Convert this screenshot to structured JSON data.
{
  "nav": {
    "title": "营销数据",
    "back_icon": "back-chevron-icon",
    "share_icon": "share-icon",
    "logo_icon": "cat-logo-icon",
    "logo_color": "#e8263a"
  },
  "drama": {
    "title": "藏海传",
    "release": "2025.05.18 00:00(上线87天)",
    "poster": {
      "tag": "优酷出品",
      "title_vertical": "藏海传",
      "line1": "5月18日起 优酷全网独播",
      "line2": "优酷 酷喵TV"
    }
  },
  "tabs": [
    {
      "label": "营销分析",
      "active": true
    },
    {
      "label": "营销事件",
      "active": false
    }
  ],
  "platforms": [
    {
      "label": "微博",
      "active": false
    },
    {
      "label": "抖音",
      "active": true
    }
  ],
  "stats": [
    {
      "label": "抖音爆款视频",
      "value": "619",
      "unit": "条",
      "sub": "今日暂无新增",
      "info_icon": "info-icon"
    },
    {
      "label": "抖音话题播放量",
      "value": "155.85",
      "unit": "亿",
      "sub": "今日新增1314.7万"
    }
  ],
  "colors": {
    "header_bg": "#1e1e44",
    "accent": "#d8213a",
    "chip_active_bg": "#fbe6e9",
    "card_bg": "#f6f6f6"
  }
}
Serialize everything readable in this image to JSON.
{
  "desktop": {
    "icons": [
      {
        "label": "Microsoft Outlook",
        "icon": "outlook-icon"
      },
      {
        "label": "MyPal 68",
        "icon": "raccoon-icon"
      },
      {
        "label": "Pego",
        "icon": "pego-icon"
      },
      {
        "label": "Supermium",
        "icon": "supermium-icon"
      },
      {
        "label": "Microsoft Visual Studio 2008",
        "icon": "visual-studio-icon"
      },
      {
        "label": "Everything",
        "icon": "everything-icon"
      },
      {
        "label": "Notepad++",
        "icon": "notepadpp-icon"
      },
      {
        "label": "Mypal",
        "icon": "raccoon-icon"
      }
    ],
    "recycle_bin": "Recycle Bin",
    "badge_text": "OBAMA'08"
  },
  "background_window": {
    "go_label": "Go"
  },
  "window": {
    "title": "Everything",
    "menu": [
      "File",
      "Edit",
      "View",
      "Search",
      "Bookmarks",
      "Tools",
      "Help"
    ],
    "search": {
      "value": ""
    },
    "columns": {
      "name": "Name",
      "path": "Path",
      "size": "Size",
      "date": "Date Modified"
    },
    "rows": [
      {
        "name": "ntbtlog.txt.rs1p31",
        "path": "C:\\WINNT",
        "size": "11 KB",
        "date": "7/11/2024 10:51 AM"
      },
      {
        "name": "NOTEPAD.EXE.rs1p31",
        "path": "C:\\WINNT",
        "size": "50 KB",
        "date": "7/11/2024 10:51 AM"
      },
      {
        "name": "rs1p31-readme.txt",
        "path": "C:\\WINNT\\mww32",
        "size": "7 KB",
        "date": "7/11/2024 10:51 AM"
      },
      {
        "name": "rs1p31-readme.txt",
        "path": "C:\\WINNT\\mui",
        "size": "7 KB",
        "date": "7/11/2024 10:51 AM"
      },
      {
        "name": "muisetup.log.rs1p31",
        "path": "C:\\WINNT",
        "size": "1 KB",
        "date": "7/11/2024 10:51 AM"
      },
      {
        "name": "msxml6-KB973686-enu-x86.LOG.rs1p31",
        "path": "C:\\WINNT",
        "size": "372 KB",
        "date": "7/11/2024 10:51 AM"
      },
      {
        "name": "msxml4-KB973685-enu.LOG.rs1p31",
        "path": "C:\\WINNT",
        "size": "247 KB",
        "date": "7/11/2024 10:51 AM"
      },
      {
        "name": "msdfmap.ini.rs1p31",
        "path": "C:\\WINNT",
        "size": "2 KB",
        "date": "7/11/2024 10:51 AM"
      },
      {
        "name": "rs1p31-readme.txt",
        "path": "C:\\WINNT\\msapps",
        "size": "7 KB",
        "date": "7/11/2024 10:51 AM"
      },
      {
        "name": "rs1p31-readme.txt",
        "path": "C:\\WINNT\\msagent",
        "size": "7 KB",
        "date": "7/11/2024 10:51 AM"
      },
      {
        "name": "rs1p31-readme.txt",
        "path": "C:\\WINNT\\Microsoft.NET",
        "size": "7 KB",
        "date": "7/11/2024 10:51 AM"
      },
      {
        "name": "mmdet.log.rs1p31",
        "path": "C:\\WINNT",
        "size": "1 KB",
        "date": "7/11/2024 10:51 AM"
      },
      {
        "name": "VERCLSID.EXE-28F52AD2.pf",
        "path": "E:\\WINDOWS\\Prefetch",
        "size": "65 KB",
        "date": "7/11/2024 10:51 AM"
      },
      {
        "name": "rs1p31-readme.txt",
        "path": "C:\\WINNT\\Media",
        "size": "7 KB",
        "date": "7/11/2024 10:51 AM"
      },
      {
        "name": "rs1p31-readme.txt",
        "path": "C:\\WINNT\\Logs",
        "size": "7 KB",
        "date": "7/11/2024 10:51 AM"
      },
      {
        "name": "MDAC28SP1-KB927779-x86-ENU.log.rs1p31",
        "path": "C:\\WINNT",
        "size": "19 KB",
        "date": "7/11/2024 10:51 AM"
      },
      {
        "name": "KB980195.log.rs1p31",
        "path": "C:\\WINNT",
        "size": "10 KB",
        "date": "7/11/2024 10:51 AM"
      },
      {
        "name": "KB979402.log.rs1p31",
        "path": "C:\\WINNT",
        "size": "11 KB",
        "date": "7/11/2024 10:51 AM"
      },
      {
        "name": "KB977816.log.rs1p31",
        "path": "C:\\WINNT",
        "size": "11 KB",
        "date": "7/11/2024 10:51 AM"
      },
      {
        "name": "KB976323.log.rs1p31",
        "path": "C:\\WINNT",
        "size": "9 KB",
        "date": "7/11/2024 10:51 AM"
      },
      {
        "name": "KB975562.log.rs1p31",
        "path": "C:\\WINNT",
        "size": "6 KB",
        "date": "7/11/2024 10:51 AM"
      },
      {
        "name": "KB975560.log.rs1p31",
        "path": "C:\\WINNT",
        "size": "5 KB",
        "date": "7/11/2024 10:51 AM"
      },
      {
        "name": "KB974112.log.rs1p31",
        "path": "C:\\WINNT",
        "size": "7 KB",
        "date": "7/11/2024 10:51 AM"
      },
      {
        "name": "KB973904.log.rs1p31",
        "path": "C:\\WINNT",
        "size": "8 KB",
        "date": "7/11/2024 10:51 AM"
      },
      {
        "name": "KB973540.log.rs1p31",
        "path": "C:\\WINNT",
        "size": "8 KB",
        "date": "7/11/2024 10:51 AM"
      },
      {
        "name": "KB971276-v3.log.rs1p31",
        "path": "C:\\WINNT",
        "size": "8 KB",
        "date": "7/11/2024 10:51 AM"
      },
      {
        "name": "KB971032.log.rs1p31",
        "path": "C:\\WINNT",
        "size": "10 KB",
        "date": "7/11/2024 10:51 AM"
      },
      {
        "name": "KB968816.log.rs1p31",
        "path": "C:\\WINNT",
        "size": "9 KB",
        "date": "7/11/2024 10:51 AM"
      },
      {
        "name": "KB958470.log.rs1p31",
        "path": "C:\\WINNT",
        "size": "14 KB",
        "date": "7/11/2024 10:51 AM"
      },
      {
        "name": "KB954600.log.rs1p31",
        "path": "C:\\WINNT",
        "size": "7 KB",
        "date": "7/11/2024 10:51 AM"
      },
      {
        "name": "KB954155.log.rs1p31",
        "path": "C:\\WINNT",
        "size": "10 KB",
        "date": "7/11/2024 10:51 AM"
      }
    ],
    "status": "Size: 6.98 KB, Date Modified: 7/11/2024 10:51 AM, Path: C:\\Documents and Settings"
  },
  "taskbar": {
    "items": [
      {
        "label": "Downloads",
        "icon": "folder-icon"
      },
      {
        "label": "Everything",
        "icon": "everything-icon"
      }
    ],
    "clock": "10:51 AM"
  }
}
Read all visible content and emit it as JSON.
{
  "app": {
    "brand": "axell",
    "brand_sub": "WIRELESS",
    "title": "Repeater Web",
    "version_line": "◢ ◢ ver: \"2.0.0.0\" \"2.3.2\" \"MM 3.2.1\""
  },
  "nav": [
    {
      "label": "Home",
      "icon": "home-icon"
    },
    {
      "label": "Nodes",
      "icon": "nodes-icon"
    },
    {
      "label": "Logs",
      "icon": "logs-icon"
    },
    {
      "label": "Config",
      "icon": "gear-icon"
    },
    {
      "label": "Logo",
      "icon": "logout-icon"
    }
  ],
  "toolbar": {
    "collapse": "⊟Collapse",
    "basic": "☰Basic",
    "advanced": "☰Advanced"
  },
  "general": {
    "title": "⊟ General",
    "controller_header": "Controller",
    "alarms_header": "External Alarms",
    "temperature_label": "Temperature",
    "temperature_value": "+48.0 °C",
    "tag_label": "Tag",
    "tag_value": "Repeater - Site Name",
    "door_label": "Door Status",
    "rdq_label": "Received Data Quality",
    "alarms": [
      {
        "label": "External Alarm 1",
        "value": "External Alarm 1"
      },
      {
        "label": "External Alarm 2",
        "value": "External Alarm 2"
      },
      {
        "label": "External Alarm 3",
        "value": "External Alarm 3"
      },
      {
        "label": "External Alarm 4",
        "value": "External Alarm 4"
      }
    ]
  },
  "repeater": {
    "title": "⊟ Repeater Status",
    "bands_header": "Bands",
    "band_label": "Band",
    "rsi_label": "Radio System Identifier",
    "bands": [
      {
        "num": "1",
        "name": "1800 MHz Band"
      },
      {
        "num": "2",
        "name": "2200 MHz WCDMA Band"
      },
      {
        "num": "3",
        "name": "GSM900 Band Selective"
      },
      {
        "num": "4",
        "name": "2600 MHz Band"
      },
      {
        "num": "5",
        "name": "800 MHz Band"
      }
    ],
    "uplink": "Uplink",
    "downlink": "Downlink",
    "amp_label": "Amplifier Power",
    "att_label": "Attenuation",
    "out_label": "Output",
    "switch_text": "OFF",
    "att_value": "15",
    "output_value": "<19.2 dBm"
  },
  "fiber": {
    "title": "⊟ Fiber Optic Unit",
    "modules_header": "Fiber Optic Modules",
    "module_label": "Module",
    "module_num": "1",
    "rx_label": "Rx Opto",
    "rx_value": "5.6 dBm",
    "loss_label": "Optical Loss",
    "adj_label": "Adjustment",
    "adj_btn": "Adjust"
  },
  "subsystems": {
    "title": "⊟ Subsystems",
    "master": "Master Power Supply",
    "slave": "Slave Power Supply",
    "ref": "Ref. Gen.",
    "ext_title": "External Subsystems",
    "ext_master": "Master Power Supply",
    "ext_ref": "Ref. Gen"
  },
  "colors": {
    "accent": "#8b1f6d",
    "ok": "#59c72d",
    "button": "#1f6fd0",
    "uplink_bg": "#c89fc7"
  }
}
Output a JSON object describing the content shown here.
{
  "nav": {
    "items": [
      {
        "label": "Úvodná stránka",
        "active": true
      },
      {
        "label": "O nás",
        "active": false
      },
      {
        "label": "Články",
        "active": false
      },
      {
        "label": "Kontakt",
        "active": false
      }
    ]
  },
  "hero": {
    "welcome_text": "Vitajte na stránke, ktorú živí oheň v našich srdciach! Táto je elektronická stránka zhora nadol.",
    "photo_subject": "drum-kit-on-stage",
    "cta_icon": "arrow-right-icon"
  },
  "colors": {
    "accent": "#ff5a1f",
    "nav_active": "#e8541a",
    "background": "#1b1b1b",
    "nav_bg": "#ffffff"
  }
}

= TASK =
Set down, word for word, every line from the line that holds "Output a JSON" to the end of the entries above, including both ends.

= RESULT FOR THIS EXERCISE =
Output a JSON object describing the content shown here.
{
  "nav": {
    "items": [
      {
        "label": "Úvodná stránka",
        "active": true
      },
      {
        "label": "O nás",
        "active": false
      },
      {
        "label": "Články",
        "active": false
      },
      {
        "label": "Kontakt",
        "active": false
      }
    ]
  },
  "hero": {
    "welcome_text": "Vitajte na stránke, ktorú živí oheň v našich srdciach! Táto je elektronická stránka zhora nadol.",
    "photo_subject": "drum-kit-on-stage",
    "cta_icon": "arrow-right-icon"
  },
  "colors": {
    "accent": "#ff5a1f",
    "nav_active": "#e8541a",
    "background": "#1b1b1b",
    "nav_bg": "#ffffff"
  }
}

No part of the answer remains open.